**What is needed**
Print all records exactly, leaving nothing out.

**Available data**
________________________________________

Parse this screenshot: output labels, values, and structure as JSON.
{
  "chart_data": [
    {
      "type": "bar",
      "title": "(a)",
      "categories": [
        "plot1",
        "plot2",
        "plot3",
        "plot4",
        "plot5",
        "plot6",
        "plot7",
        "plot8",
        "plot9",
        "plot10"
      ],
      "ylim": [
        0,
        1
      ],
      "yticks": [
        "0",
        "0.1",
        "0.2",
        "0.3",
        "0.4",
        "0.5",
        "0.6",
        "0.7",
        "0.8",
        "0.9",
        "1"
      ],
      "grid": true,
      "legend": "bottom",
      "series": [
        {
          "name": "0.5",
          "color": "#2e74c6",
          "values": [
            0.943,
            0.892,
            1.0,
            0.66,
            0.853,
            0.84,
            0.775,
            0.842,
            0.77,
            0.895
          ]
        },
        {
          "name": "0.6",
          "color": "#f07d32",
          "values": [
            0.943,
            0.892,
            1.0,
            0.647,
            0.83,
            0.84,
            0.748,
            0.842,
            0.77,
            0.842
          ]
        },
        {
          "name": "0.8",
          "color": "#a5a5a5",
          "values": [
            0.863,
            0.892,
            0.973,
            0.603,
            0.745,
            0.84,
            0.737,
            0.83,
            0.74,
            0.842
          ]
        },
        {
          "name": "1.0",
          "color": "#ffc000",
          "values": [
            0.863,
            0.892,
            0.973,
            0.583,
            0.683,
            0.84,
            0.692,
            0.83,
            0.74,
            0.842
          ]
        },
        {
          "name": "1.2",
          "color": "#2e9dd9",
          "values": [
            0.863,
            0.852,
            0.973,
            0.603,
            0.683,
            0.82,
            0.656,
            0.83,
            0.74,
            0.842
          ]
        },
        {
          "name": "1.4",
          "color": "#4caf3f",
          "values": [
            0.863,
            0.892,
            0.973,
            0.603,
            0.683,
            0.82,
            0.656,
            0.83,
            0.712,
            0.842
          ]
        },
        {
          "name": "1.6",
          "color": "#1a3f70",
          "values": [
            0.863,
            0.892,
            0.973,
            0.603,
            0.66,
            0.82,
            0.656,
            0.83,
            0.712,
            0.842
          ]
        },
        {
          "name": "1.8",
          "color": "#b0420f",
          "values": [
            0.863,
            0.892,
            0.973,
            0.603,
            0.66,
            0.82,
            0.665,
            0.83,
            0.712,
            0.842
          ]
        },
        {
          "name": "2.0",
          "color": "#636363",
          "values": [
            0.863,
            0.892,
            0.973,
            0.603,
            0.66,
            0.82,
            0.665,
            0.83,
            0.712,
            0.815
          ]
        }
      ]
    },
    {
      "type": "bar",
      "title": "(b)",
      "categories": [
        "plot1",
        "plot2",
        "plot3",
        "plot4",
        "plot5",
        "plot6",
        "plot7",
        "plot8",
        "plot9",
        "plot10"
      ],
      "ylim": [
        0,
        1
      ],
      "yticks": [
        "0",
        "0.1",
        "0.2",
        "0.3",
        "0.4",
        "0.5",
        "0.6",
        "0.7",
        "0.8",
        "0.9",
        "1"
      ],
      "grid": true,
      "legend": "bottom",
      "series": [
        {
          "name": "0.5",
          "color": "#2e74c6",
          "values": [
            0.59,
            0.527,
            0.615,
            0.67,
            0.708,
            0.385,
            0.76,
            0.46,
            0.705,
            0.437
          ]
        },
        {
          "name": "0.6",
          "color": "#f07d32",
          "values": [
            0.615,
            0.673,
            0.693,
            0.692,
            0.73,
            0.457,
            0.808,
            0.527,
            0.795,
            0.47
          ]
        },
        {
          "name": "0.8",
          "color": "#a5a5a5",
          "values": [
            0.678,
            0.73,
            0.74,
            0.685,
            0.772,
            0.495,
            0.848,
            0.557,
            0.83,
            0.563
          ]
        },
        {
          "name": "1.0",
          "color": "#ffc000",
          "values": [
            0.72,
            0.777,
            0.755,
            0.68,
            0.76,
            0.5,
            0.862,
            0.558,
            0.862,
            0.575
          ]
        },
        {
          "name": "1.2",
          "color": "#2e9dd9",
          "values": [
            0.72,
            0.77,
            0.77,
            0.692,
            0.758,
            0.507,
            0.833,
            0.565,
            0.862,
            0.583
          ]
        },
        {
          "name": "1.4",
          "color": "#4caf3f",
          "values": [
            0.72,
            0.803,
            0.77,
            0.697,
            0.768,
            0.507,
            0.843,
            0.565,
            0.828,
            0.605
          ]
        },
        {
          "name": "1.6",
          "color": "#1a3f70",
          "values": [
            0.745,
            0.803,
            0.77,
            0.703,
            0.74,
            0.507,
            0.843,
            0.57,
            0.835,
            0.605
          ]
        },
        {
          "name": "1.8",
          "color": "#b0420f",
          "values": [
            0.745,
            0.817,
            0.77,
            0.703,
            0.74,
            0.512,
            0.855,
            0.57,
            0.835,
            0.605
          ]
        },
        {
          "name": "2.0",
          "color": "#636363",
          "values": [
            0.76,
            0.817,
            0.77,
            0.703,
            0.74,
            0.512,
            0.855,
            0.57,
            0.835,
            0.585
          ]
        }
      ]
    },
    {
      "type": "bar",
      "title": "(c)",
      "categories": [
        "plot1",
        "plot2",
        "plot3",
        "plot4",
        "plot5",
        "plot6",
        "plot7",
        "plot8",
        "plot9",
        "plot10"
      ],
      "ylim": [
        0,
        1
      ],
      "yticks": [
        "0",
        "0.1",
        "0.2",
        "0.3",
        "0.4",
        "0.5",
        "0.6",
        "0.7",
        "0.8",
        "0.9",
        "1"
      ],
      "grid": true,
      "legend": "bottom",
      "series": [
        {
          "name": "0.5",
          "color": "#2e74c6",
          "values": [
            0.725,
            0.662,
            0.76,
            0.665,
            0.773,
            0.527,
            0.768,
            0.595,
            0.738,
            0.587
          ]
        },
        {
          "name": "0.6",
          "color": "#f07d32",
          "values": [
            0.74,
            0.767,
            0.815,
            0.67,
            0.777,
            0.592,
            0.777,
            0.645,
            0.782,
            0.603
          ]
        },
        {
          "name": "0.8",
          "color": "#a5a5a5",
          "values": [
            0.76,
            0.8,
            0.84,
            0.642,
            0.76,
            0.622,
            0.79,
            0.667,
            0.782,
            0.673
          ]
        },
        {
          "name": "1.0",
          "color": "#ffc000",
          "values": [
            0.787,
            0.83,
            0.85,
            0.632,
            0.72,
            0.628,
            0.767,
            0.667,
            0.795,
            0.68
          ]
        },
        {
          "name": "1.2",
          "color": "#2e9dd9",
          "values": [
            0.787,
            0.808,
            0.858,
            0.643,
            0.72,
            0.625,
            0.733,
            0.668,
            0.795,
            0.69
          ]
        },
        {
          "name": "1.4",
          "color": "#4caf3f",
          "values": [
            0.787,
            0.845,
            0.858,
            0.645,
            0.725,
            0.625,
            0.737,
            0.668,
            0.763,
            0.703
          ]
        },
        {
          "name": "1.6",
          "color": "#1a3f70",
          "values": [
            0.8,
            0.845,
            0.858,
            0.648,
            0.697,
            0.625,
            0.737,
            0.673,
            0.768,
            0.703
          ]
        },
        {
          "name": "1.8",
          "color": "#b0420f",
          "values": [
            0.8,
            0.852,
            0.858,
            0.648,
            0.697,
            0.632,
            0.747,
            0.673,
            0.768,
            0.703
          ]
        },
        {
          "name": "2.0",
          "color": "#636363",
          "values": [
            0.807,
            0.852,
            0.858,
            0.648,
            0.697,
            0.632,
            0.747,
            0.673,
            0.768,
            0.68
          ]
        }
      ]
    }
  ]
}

________________________________________

**The result**
Parse this screenshot: output labels, values, and structure as JSON.
{
  "chart_data": [
    {
      "type": "bar",
      "title": "(a)",
      "categories": [
        "plot1",
        "plot2",
        "plot3",
        "plot4",
        "plot5",
        "plot6",
        "plot7",
        "plot8",
        "plot9",
        "plot10"
      ],
      "ylim": [
        0,
        1
      ],
      "yticks": [
        "0",
        "0.1",
        "0.2",
        "0.3",
        "0.4",
        "0.5",
        "0.6",
        "0.7",
        "0.8",
        "0.9",
        "1"
      ],
      "grid": true,
      "legend": "bottom",
      "series": [
        {
          "name": "0.5",
          "color": "#2e74c6",
          "values": [
            0.943,
            0.892,
            1.0,
            0.66,
            0.853,
            0.84,
            0.775,
            0.842,
            0.77,
            0.895
          ]
        },
        {
          "name": "0.6",
          "color": "#f07d32",
          "values": [
            0.943,
            0.892,
            1.0,
            0.647,
            0.83,
            0.84,
            0.748,
            0.842,
            0.77,
            0.842
          ]
        },
        {
          "name": "0.8",
          "color": "#a5a5a5",
          "values": [
            0.863,
            0.892,
            0.973,
            0.603,
            0.745,
            0.84,
            0.737,
            0.83,
            0.74,
            0.842
          ]
        },
        {
          "name": "1.0",
          "color": "#ffc000",
          "values": [
            0.863,
            0.892,
            0.973,
            0.583,
            0.683,
            0.84,
            0.692,
            0.83,
            0.74,
            0.842
          ]
        },
        {
          "name": "1.2",
          "color": "#2e9dd9",
          "values": [
            0.863,
            0.852,
            0.973,
            0.603,
            0.683,
            0.82,
            0.656,
            0.83,
            0.74,
            0.842
          ]
        },
        {
          "name": "1.4",
          "color": "#4caf3f",
          "values": [
            0.863,
            0.892,
            0.973,
            0.603,
            0.683,
            0.82,
            0.656,
            0.83,
            0.712,
            0.842
          ]
        },
        {
          "name": "1.6",
          "color": "#1a3f70",
          "values": [
            0.863,
            0.892,
            0.973,
            0.603,
            0.66,
            0.82,
            0.656,
            0.83,
            0.712,
            0.842
          ]
        },
        {
          "name": "1.8",
          "color": "#b0420f",
          "values": [
            0.863,
            0.892,
            0.973,
            0.603,
            0.66,
            0.82,
            0.665,
            0.83,
            0.712,
            0.842
          ]
        },
        {
          "name": "2.0",
          "color": "#636363",
          "values": [
            0.863,
            0.892,
            0.973,
            0.603,
            0.66,
            0.82,
            0.665,
            0.83,
            0.712,
            0.815
          ]
        }
      ]
    },
    {
      "type": "bar",
      "title": "(b)",
      "categories": [
        "plot1",
        "plot2",
        "plot3",
        "plot4",
        "plot5",
        "plot6",
        "plot7",
        "plot8",
        "plot9",
        "plot10"
      ],
      "ylim": [
        0,
        1
      ],
      "yticks": [
        "0",
        "0.1",
        "0.2",
        "0.3",
        "0.4",
        "0.5",
        "0.6",
        "0.7",
        "0.8",
        "0.9",
        "1"
      ],
      "grid": true,
      "legend": "bottom",
      "series": [
        {
          "name": "0.5",
          "color": "#2e74c6",
          "values": [
            0.59,
            0.527,
            0.615,
            0.67,
            0.708,
            0.385,
            0.76,
            0.46,
            0.705,
            0.437
          ]
        },
        {
          "name": "0.6",
          "color": "#f07d32",
          "values": [
            0.615,
            0.673,
            0.693,
            0.692,
            0.73,
            0.457,
            0.808,
            0.527,
            0.795,
            0.47
          ]
        },
        {
          "name": "0.8",
          "color": "#a5a5a5",
          "values": [
            0.678,
            0.73,
            0.74,
            0.685,
            0.772,
            0.495,
            0.848,
            0.557,
            0.83,
            0.563
          ]
        },
        {
          "name": "1.0",
          "color": "#ffc000",
          "values": [
            0.72,
            0.777,
            0.755,
            0.68,
            0.76,
            0.5,
            0.862,
            0.558,
            0.862,
            0.575
          ]
        },
        {
          "name": "1.2",
          "color": "#2e9dd9",
          "values": [
            0.72,
            0.77,
            0.77,
            0.692,
            0.758,
            0.507,
            0.833,
            0.565,
            0.862,
            0.583
          ]
        },
        {
          "name": "1.4",
          "color": "#4caf3f",
          "values": [
            0.72,
            0.803,
            0.77,
            0.697,
            0.768,
            0.507,
            0.843,
            0.565,
            0.828,
            0.605
          ]
        },
        {
          "name": "1.6",
          "color": "#1a3f70",
          "values": [
            0.745,
            0.803,
            0.77,
            0.703,
            0.74,
            0.507,
            0.843,
            0.57,
            0.835,
            0.605
          ]
        },
        {
          "name": "1.8",
          "color": "#b0420f",
          "values": [
            0.745,
            0.817,
            0.77,
            0.703,
            0.74,
            0.512,
            0.855,
            0.57,
            0.835,
            0.605
          ]
        },
        {
          "name": "2.0",
          "color": "#636363",
          "values": [
            0.76,
            0.817,
            0.77,
            0.703,
            0.74,
            0.512,
            0.855,
            0.57,
            0.835,
            0.585
          ]
        }
      ]
    },
    {
      "type": "bar",
      "title": "(c)",
      "categories": [
        "plot1",
        "plot2",
        "plot3",
        "plot4",
        "plot5",
        "plot6",
        "plot7",
        "plot8",
        "plot9",
        "plot10"
      ],
      "ylim": [
        0,
        1
      ],
      "yticks": [
        "0",
        "0.1",
        "0.2",
        "0.3",
        "0.4",
        "0.5",
        "0.6",
        "0.7",
        "0.8",
        "0.9",
        "1"
      ],
      "grid": true,
      "legend": "bottom",
      "series": [
        {
          "name": "0.5",
          "color": "#2e74c6",
          "values": [
            0.725,
            0.662,
            0.76,
            0.665,
            0.773,
            0.527,
            0.768,
            0.595,
            0.738,
            0.587
          ]
        },
        {
          "name": "0.6",
          "color": "#f07d32",
          "values": [
            0.74,
            0.767,
            0.815,
            0.67,
            0.777,
            0.592,
            0.777,
            0.645,
            0.782,
            0.603
          ]
        },
        {
          "name": "0.8",
          "color": "#a5a5a5",
          "values": [
            0.76,
            0.8,
            0.84,
            0.642,
            0.76,
            0.622,
            0.79,
            0.667,
            0.782,
            0.673
          ]
        },
        {
          "name": "1.0",
          "color": "#ffc000",
          "values": [
            0.787,
            0.83,
            0.85,
            0.632,
            0.72,
            0.628,
            0.767,
            0.667,
            0.795,
            0.68
          ]
        },
        {
          "name": "1.2",
          "color": "#2e9dd9",
          "values": [
            0.787,
            0.808,
            0.858,
            0.643,
            0.72,
            0.625,
            0.733,
            0.668,
            0.795,
            0.69
          ]
        },
        {
          "name": "1.4",
          "color": "#4caf3f",
          "values": [
            0.787,
            0.845,
            0.858,
            0.645,
            0.725,
            0.625,
            0.737,
            0.668,
            0.763,
            0.703
          ]
        },
        {
          "name": "1.6",
          "color": "#1a3f70",
          "values": [
            0.8,
            0.845,
            0.858,
            0.648,
            0.697,
            0.625,
            0.737,
            0.673,
            0.768,
            0.703
          ]
        },
        {
          "name": "1.8",
          "color": "#b0420f",
          "values": [
            0.8,
            0.852,
            0.858,
            0.648,
            0.697,
            0.632,
            0.747,
            0.673,
            0.768,
            0.703
          ]
        },
        {
          "name": "2.0",
          "color": "#636363",
          "values": [
            0.807,
            0.852,
            0.858,
            0.648,
            0.697,
            0.632,
            0.747,
            0.673,
            0.768,
            0.68
          ]
        }
      ]
    }
  ]
}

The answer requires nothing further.